EXERCISE OBJECTIVE → Extract all lines in the data that contain the word "срок".

── LISTED ENTRIES ──

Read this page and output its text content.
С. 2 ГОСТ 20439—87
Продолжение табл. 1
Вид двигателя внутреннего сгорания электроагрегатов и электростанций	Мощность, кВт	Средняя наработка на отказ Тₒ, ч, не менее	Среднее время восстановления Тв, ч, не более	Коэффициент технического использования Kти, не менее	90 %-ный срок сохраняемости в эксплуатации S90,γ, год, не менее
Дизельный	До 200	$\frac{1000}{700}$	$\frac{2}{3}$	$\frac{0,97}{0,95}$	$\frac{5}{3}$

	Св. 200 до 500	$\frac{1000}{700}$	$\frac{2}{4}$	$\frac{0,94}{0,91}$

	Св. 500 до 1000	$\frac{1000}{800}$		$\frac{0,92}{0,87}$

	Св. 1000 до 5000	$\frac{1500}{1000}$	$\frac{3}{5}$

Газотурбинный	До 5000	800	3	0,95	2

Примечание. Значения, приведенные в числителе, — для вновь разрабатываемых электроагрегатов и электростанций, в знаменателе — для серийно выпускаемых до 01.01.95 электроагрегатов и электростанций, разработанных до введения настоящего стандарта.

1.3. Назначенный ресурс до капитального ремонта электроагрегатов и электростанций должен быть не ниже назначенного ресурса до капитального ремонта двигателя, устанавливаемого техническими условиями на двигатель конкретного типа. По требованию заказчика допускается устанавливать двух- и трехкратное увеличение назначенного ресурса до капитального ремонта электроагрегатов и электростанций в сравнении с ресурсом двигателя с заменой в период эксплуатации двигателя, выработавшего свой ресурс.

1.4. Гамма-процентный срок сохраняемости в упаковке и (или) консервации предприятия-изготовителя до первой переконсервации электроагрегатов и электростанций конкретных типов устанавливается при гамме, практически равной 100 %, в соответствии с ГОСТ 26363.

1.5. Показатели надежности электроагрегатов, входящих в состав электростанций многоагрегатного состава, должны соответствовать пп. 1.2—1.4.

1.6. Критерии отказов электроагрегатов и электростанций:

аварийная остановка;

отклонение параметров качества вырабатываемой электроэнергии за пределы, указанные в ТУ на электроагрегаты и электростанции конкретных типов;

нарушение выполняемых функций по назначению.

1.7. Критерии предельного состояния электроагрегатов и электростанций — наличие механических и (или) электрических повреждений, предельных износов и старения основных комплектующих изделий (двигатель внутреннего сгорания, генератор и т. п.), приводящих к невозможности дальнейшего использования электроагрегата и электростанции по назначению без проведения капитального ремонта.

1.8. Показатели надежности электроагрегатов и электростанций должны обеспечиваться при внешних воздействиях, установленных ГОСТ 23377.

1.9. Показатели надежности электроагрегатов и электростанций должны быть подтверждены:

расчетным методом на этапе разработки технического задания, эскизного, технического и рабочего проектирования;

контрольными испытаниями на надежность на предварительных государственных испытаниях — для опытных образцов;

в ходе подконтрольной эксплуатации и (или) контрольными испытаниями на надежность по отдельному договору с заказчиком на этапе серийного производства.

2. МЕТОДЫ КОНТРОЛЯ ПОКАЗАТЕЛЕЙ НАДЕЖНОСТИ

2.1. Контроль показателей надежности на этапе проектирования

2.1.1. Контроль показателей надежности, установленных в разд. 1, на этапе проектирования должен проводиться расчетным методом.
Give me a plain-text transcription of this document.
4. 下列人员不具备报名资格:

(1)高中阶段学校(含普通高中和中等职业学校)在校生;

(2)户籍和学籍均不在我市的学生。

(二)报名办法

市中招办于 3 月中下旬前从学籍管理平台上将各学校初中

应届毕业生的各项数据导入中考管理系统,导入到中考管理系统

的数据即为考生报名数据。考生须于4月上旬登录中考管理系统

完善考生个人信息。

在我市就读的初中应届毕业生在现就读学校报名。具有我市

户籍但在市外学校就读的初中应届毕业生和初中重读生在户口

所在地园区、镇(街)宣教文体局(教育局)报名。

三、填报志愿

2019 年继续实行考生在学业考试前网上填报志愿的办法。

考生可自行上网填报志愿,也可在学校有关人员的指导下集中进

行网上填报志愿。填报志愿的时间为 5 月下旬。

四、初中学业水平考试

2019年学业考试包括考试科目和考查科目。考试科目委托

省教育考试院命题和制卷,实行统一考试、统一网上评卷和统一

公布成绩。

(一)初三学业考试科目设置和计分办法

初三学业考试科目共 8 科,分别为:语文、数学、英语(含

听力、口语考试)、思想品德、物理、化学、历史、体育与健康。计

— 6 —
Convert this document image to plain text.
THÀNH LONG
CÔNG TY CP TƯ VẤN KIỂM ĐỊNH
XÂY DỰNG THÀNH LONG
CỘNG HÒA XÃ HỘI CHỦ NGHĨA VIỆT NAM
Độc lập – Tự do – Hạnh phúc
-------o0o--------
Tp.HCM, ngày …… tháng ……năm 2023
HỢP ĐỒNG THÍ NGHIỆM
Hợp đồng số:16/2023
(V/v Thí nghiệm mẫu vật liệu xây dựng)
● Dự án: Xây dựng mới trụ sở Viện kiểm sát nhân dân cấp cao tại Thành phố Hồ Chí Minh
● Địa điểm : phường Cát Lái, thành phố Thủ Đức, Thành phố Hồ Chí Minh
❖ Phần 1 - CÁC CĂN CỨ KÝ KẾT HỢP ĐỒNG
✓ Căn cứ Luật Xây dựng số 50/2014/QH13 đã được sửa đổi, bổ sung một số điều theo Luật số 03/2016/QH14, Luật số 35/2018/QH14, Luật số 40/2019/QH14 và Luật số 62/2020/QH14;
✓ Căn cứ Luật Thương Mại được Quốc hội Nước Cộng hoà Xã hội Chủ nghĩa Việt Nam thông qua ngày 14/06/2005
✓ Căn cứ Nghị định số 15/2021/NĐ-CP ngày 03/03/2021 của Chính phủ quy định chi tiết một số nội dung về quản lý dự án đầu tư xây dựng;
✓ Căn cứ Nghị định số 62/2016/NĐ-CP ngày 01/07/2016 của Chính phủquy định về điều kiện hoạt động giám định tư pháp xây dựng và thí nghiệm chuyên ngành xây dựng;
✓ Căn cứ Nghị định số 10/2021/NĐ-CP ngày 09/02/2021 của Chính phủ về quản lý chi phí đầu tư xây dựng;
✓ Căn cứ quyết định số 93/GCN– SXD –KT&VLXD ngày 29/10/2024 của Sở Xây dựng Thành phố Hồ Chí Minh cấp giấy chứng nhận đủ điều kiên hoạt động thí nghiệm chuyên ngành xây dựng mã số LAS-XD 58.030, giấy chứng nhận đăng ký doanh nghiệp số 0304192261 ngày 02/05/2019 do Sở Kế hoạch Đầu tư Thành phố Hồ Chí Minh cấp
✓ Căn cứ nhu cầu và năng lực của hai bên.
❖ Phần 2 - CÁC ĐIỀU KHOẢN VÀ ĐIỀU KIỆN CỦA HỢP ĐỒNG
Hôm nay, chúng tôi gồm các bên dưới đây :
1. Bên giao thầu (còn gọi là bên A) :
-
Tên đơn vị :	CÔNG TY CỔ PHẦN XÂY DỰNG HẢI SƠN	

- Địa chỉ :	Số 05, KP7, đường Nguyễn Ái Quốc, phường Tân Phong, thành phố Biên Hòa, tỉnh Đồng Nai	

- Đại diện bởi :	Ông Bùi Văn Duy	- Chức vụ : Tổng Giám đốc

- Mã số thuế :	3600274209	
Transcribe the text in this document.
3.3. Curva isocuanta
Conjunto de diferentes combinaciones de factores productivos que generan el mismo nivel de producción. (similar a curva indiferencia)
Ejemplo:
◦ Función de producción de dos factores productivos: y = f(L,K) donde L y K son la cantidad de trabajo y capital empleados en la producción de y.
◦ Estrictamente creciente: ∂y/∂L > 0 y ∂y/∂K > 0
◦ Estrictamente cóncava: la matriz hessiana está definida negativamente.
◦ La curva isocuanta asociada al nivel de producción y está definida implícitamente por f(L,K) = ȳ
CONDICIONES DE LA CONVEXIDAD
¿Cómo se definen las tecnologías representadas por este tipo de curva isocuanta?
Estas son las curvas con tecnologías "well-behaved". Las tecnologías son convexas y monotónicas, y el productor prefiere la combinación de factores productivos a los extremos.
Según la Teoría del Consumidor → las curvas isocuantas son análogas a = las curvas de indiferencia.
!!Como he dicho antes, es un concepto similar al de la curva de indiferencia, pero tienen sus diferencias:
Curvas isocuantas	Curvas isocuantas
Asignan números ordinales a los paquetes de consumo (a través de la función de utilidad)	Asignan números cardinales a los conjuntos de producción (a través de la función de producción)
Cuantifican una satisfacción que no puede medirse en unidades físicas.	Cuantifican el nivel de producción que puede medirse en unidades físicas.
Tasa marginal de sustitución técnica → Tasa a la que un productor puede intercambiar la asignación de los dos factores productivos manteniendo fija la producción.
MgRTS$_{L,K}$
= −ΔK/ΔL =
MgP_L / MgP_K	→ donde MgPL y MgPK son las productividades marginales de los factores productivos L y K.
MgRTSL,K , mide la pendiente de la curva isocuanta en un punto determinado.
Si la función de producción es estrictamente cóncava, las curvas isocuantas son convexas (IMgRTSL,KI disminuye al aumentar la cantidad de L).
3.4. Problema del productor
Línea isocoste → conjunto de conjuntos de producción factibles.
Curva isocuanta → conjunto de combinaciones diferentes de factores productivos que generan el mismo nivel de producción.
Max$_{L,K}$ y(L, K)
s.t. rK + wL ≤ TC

───

EXPECTED ANSWER →
Вид двигателя внутреннего сгорания электроагрегатов и электростанций	Мощность, кВт	Средняя наработка на отказ Тₒ, ч, не менее	Среднее время восстановления Тв, ч, не более	Коэффициент технического использования Kти, не менее	90 %-ный срок сохраняемости в эксплуатации S90,γ, год, не менее
1.4. Гамма-процентный срок сохраняемости в упаковке и (или) консервации предприятия-изготовителя до первой переконсервации электроагрегатов и электростанций конкретных типов устанавливается при гамме, практически равной 100 %, в соответствии с ГОСТ 26363.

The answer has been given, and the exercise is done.